***** TASK DATA *****

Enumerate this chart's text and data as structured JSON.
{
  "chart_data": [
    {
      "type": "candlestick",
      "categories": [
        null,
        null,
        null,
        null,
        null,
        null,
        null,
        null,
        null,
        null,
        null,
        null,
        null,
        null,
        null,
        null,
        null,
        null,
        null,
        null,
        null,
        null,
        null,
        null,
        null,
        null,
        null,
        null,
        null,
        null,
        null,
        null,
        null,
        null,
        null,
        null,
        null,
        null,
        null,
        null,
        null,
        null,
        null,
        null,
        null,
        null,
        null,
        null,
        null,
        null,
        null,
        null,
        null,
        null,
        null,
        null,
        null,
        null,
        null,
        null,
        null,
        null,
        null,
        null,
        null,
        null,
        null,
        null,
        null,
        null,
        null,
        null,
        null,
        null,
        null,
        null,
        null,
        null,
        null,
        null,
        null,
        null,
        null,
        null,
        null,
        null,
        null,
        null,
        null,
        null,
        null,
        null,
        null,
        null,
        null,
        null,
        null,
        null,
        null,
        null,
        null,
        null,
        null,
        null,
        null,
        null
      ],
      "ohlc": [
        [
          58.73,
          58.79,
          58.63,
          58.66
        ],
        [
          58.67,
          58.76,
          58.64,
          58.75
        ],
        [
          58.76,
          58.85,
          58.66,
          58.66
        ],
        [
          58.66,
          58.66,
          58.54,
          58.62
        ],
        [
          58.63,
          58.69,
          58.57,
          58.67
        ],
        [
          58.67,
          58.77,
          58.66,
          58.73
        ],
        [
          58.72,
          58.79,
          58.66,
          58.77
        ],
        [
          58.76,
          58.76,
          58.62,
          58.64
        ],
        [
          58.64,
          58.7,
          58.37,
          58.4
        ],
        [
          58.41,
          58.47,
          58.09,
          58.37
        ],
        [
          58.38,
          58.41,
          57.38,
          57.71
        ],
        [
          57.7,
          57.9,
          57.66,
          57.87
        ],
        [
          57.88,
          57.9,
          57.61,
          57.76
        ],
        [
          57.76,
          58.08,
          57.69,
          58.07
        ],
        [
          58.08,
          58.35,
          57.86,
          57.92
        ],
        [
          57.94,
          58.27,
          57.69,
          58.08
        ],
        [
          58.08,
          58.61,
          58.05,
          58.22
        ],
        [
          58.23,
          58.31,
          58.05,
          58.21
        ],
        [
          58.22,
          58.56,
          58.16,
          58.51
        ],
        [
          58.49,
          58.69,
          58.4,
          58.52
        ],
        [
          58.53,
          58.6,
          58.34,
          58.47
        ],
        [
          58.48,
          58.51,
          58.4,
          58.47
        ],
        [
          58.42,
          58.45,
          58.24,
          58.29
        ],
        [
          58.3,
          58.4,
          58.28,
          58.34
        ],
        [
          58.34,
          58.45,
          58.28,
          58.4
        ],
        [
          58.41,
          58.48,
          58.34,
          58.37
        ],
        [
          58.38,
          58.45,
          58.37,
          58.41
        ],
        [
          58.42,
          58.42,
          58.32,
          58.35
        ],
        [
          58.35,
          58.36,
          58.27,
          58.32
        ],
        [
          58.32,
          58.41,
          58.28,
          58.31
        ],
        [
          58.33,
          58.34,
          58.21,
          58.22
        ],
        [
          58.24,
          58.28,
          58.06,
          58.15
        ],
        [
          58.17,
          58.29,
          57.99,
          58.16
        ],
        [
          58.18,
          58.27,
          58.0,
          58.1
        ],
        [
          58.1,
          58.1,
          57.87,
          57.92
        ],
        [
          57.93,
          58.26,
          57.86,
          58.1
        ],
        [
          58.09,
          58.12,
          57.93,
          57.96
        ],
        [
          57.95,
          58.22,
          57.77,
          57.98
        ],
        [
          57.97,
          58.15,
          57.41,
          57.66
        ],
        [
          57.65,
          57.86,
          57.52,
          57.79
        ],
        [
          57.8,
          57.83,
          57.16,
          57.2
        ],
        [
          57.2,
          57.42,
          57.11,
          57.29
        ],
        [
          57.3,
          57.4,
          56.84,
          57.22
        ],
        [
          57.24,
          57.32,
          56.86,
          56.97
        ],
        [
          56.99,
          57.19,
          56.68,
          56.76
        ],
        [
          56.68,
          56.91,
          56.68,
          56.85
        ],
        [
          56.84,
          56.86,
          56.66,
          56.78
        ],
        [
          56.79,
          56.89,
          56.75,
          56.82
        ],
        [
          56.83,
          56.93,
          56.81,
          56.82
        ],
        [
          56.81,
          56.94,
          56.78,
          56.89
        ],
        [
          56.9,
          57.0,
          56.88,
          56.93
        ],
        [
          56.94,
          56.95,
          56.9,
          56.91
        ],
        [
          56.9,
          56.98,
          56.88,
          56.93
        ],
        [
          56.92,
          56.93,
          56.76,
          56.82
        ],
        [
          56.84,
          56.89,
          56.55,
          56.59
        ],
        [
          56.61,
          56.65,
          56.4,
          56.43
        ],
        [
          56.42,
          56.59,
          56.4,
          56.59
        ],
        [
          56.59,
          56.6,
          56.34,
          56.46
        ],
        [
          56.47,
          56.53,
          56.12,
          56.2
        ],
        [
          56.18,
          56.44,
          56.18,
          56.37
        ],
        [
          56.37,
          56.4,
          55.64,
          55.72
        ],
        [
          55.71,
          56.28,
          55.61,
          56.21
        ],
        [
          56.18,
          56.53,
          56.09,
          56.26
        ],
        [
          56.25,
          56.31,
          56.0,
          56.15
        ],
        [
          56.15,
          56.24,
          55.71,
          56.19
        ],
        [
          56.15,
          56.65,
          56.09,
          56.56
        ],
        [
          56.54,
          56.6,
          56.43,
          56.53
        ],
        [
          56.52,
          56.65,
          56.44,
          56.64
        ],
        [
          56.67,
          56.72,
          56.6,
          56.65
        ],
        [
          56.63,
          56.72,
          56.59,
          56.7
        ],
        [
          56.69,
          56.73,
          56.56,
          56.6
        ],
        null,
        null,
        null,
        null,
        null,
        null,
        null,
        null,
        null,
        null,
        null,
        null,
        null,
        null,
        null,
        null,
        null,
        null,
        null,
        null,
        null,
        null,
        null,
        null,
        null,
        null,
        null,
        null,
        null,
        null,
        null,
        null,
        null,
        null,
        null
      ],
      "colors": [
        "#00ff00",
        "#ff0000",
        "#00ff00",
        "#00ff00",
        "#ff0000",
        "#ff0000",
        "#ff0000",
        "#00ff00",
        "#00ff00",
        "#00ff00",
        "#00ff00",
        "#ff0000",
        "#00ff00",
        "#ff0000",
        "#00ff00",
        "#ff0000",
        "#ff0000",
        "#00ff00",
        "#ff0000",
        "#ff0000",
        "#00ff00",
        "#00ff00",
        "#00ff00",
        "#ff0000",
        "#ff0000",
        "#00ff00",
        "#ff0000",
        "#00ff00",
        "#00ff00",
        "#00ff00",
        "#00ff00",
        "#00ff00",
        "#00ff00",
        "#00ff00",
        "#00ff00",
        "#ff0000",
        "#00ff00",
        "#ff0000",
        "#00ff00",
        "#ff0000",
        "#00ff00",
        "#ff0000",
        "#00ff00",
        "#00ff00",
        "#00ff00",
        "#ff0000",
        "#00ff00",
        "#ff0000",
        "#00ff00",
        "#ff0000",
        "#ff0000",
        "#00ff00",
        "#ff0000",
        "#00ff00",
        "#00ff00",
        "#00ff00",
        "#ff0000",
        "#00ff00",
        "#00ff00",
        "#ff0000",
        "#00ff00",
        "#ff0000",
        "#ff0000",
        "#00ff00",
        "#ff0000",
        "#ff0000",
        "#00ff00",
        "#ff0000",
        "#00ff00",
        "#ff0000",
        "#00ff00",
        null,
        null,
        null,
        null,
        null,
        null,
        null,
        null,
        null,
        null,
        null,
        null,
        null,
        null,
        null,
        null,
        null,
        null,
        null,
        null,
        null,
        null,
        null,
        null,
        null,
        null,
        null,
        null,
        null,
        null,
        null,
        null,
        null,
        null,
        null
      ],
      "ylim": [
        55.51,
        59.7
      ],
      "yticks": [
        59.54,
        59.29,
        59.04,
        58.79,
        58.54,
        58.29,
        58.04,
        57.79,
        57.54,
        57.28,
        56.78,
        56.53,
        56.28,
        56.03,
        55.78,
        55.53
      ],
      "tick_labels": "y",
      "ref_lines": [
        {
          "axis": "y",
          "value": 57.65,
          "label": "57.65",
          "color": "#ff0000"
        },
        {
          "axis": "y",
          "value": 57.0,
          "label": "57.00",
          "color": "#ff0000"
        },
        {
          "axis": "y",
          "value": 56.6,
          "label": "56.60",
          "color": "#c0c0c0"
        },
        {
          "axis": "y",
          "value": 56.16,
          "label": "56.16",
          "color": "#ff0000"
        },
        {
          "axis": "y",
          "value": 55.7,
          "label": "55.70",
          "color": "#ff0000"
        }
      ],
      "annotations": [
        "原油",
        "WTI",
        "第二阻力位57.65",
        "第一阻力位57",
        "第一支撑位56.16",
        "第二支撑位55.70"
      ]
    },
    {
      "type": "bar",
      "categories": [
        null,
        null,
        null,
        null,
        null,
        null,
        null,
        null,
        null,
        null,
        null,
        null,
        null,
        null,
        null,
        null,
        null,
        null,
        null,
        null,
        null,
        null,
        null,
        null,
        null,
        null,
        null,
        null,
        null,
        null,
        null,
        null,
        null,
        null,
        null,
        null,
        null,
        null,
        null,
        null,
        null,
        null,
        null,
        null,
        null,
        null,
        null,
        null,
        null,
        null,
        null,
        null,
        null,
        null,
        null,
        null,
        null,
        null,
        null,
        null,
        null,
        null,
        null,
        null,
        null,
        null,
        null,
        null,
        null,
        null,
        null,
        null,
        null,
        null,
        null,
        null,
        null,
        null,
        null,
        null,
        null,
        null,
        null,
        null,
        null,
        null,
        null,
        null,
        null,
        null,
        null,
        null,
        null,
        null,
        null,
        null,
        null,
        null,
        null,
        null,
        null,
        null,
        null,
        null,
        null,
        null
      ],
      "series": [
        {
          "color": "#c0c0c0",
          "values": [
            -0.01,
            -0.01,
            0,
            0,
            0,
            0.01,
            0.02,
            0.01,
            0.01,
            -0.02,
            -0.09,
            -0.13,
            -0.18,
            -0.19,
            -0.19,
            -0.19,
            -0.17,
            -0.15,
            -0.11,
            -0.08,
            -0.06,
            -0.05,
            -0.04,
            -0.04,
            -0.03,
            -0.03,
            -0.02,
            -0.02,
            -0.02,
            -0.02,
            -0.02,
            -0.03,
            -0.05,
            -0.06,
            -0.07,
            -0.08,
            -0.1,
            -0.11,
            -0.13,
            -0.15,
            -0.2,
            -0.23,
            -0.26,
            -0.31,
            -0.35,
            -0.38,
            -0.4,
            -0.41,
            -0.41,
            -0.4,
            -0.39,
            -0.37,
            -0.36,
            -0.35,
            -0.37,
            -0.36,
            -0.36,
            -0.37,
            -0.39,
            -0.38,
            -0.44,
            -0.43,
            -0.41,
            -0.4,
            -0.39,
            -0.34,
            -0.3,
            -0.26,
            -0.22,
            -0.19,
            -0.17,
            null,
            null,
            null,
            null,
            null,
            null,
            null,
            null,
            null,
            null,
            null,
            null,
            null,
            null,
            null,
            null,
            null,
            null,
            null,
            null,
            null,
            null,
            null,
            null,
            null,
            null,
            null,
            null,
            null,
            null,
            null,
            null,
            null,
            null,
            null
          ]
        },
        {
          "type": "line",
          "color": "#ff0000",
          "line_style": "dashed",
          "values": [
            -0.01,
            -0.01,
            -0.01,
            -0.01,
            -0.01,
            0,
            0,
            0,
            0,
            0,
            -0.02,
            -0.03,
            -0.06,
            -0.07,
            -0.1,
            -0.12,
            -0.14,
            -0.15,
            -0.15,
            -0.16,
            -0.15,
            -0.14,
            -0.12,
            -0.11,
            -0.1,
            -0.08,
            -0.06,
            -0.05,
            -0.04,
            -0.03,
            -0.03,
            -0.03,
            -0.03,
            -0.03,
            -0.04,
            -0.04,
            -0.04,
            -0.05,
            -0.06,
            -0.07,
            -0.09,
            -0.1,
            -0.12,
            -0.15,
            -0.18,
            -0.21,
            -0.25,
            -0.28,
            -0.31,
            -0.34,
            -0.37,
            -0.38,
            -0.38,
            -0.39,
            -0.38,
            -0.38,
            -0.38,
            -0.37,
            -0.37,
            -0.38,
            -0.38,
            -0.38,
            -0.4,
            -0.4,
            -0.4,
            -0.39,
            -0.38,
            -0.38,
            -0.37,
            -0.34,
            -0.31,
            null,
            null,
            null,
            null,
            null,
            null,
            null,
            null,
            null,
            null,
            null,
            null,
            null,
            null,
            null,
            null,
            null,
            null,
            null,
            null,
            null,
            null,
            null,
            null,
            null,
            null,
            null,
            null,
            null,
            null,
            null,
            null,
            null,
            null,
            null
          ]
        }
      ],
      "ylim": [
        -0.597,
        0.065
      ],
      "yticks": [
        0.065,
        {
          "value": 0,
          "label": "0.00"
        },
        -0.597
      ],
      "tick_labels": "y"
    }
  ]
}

*****

**CHALLENGE**
Show every line of the records above that contains the word "type".

**COMPLETE OUTPUT**
      "type": "candlestick",
      "type": "bar",
          "type": "line",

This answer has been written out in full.